## [What to work on]
Write out all of the lines below, exactly and completely.
=== Provided information ===
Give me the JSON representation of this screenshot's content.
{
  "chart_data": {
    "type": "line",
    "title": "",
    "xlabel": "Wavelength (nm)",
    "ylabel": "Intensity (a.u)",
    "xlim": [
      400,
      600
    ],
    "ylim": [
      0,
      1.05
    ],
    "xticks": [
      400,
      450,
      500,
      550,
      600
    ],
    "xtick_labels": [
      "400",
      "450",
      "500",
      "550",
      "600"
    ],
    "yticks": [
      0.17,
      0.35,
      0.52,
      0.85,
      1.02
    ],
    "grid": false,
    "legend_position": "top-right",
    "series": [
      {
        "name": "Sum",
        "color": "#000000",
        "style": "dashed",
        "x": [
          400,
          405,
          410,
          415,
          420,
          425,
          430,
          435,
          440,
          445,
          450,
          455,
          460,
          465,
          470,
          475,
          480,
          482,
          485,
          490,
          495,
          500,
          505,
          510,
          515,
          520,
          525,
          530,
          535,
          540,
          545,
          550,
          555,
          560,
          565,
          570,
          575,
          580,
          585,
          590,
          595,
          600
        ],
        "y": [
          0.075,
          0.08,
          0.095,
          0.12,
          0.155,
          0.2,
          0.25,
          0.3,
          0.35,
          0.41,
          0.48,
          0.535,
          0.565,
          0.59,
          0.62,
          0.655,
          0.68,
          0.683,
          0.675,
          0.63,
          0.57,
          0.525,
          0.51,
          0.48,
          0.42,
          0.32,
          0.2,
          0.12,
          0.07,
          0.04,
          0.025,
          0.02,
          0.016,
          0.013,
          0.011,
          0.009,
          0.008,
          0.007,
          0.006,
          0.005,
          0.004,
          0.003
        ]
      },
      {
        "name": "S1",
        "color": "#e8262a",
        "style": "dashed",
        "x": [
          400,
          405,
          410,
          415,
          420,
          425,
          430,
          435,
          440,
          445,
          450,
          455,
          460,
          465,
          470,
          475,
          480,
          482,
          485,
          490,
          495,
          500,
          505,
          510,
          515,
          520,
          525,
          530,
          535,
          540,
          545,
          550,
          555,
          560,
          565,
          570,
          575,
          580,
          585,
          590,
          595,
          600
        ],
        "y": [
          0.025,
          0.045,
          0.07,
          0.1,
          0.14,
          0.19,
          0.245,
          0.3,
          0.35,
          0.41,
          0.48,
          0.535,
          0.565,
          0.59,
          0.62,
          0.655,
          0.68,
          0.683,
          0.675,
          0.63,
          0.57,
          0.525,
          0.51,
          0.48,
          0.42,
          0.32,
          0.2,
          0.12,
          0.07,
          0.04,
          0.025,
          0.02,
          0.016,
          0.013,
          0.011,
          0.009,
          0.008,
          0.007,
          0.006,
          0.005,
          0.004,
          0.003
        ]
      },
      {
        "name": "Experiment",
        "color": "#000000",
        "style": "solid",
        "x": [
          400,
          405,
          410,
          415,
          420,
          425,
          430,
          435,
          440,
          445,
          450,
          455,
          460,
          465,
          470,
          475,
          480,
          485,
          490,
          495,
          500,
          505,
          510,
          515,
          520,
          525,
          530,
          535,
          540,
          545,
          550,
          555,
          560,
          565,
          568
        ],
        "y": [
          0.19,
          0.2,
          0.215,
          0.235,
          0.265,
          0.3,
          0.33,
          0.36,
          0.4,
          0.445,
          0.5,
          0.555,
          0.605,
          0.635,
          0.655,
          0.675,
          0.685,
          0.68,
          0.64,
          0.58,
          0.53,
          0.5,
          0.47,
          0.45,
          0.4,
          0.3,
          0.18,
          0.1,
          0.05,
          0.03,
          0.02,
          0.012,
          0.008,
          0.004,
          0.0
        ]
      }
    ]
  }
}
===
## [Finished exercise]
Give me the JSON representation of this screenshot's content.
{
  "chart_data": {
    "type": "line",
    "title": "",
    "xlabel": "Wavelength (nm)",
    "ylabel": "Intensity (a.u)",
    "xlim": [
      400,
      600
    ],
    "ylim": [
      0,
      1.05
    ],
    "xticks": [
      400,
      450,
      500,
      550,
      600
    ],
    "xtick_labels": [
      "400",
      "450",
      "500",
      "550",
      "600"
    ],
    "yticks": [
      0.17,
      0.35,
      0.52,
      0.85,
      1.02
    ],
    "grid": false,
    "legend_position": "top-right",
    "series": [
      {
        "name": "Sum",
        "color": "#000000",
        "style": "dashed",
        "x": [
          400,
          405,
          410,
          415,
          420,
          425,
          430,
          435,
          440,
          445,
          450,
          455,
          460,
          465,
          470,
          475,
          480,
          482,
          485,
          490,
          495,
          500,
          505,
          510,
          515,
          520,
          525,
          530,
          535,
          540,
          545,
          550,
          555,
          560,
          565,
          570,
          575,
          580,
          585,
          590,
          595,
          600
        ],
        "y": [
          0.075,
          0.08,
          0.095,
          0.12,
          0.155,
          0.2,
          0.25,
          0.3,
          0.35,
          0.41,
          0.48,
          0.535,
          0.565,
          0.59,
          0.62,
          0.655,
          0.68,
          0.683,
          0.675,
          0.63,
          0.57,
          0.525,
          0.51,
          0.48,
          0.42,
          0.32,
          0.2,
          0.12,
          0.07,
          0.04,
          0.025,
          0.02,
          0.016,
          0.013,
          0.011,
          0.009,
          0.008,
          0.007,
          0.006,
          0.005,
          0.004,
          0.003
        ]
      },
      {
        "name": "S1",
        "color": "#e8262a",
        "style": "dashed",
        "x": [
          400,
          405,
          410,
          415,
          420,
          425,
          430,
          435,
          440,
          445,
          450,
          455,
          460,
          465,
          470,
          475,
          480,
          482,
          485,
          490,
          495,
          500,
          505,
          510,
          515,
          520,
          525,
          530,
          535,
          540,
          545,
          550,
          555,
          560,
          565,
          570,
          575,
          580,
          585,
          590,
          595,
          600
        ],
        "y": [
          0.025,
          0.045,
          0.07,
          0.1,
          0.14,
          0.19,
          0.245,
          0.3,
          0.35,
          0.41,
          0.48,
          0.535,
          0.565,
          0.59,
          0.62,
          0.655,
          0.68,
          0.683,
          0.675,
          0.63,
          0.57,
          0.525,
          0.51,
          0.48,
          0.42,
          0.32,
          0.2,
          0.12,
          0.07,
          0.04,
          0.025,
          0.02,
          0.016,
          0.013,
          0.011,
          0.009,
          0.008,
          0.007,
          0.006,
          0.005,
          0.004,
          0.003
        ]
      },
      {
        "name": "Experiment",
        "color": "#000000",
        "style": "solid",
        "x": [
          400,
          405,
          410,
          415,
          420,
          425,
          430,
          435,
          440,
          445,
          450,
          455,
          460,
          465,
          470,
          475,
          480,
          485,
          490,
          495,
          500,
          505,
          510,
          515,
          520,
          525,
          530,
          535,
          540,
          545,
          550,
          555,
          560,
          565,
          568
        ],
        "y": [
          0.19,
          0.2,
          0.215,
          0.235,
          0.265,
          0.3,
          0.33,
          0.36,
          0.4,
          0.445,
          0.5,
          0.555,
          0.605,
          0.635,
          0.655,
          0.675,
          0.685,
          0.68,
          0.64,
          0.58,
          0.53,
          0.5,
          0.47,
          0.45,
          0.4,
          0.3,
          0.18,
          0.1,
          0.05,
          0.03,
          0.02,
          0.012,
          0.008,
          0.004,
          0.0
        ]
      }
    ]
  }
}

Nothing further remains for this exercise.